WHAT IS NEEDED
In the records, edit the run of lines that opens with the line containing "Tentativa PID 4 xyxy=(451,88,457,93)" and closes with the line containing "Tentativa PID 3 xyxy=(486,86,492,91)". Change "Tentativa" to "Attempt", keep everything else the same, and return only those lines.

DATASET

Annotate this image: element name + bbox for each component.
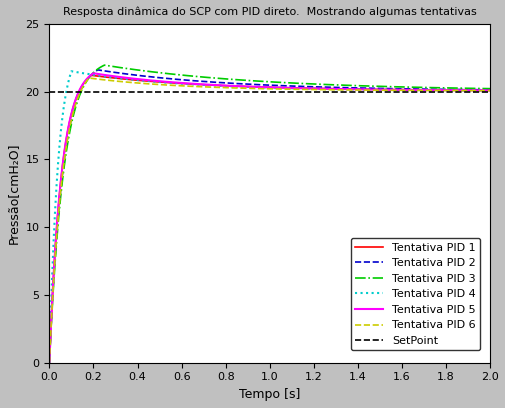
Tentativa PID 4 xyxy=(451,88,457,93)
Tentativa PID 4 xyxy=(231,84,237,89)
Line: Tentativa PID 6: Tentativa PID 6 xyxy=(49,78,489,363)
Tentativa PID 5 xyxy=(366,87,372,92)
Y-axis label: Pressão[cmH₂O]: Pressão[cmH₂O] xyxy=(7,142,20,244)
Tentativa PID 5 xyxy=(46,360,53,365)
Tentativa PID 2 xyxy=(256,82,262,87)
Tentativa PID 3 xyxy=(486,86,492,91)
Tentativa PID 5 xyxy=(486,88,492,93)
Title: Resposta dinâmica do SCP com PID direto.  Mostrando algumas tentativas: Resposta dinâmica do SCP com PID direto.… xyxy=(63,7,476,18)
X-axis label: Tempo [s]: Tempo [s] xyxy=(238,388,300,401)
Tentativa PID 3 xyxy=(101,63,107,68)
Tentativa PID 5 xyxy=(90,71,96,76)
Tentativa PID 5 xyxy=(256,84,262,89)
Tentativa PID 5 xyxy=(451,88,457,93)
Tentativa PID 4 xyxy=(473,88,479,93)
Tentativa PID 2 xyxy=(451,87,457,92)
Tentativa PID 4 xyxy=(486,88,492,93)
Tentativa PID 1 xyxy=(46,360,53,365)
Tentativa PID 6 xyxy=(451,88,457,93)
Tentativa PID 4 xyxy=(68,69,74,74)
Tentativa PID 5 xyxy=(235,84,241,89)
Tentativa PID 1 xyxy=(486,88,492,93)
Tentativa PID 3 xyxy=(235,78,241,82)
Tentativa PID 3 xyxy=(256,79,262,84)
Line: Tentativa PID 2: Tentativa PID 2 xyxy=(49,70,489,363)
Tentativa PID 6 xyxy=(235,86,241,91)
Legend: Tentativa PID 1, Tentativa PID 2, Tentativa PID 3, Tentativa PID 4, Tentativa PI: Tentativa PID 1, Tentativa PID 2, Tentat… xyxy=(350,238,479,350)
Line: Tentativa PID 1: Tentativa PID 1 xyxy=(49,75,489,363)
Tentativa PID 3 xyxy=(473,86,479,91)
Tentativa PID 1 xyxy=(473,88,479,93)
Tentativa PID 2 xyxy=(366,86,372,91)
Tentativa PID 2 xyxy=(231,81,237,86)
Line: Tentativa PID 4: Tentativa PID 4 xyxy=(49,71,489,363)
Tentativa PID 6 xyxy=(486,88,492,93)
SetPoint xyxy=(266,89,272,94)
Tentativa PID 3 xyxy=(451,86,457,91)
Tentativa PID 5 xyxy=(473,88,479,93)
Tentativa PID 1 xyxy=(231,84,237,89)
Tentativa PID 2 xyxy=(94,67,100,72)
SetPoint xyxy=(46,89,53,94)
Tentativa PID 1 xyxy=(256,84,262,89)
Tentativa PID 2 xyxy=(486,87,492,92)
Tentativa PID 2 xyxy=(235,81,241,86)
Line: Tentativa PID 3: Tentativa PID 3 xyxy=(49,65,489,363)
Tentativa PID 1 xyxy=(451,88,457,93)
Tentativa PID 3 xyxy=(46,360,53,365)
Tentativa PID 6 xyxy=(473,88,479,93)
Tentativa PID 6 xyxy=(256,86,262,91)
Tentativa PID 3 xyxy=(366,84,372,89)
Tentativa PID 4 xyxy=(366,87,372,92)
Tentativa PID 3 xyxy=(231,77,237,82)
Tentativa PID 1 xyxy=(88,73,94,78)
Tentativa PID 1 xyxy=(235,84,241,89)
Tentativa PID 2 xyxy=(46,360,53,365)
Tentativa PID 6 xyxy=(86,75,92,80)
Tentativa PID 5 xyxy=(231,84,237,89)
Tentativa PID 1 xyxy=(366,87,372,92)
Tentativa PID 2 xyxy=(473,87,479,92)
Tentativa PID 6 xyxy=(46,360,53,365)
Tentativa PID 6 xyxy=(231,86,237,91)
Tentativa PID 4 xyxy=(235,84,241,89)
Tentativa PID 4 xyxy=(256,85,262,90)
Tentativa PID 4 xyxy=(46,360,53,365)
Line: Tentativa PID 5: Tentativa PID 5 xyxy=(49,73,489,363)
Tentativa PID 6 xyxy=(366,88,372,93)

SOLUTION
Attempt PID 4 xyxy=(451,88,457,93)
Attempt PID 4 xyxy=(231,84,237,89)
Line: Attempt PID 6: Attempt PID 6 xyxy=(49,78,489,363)
Attempt PID 5 xyxy=(366,87,372,92)
Y-axis label: Pressão[cmH₂O]: Pressão[cmH₂O] xyxy=(7,142,20,244)
Attempt PID 5 xyxy=(46,360,53,365)
Attempt PID 2 xyxy=(256,82,262,87)
Attempt PID 3 xyxy=(486,86,492,91)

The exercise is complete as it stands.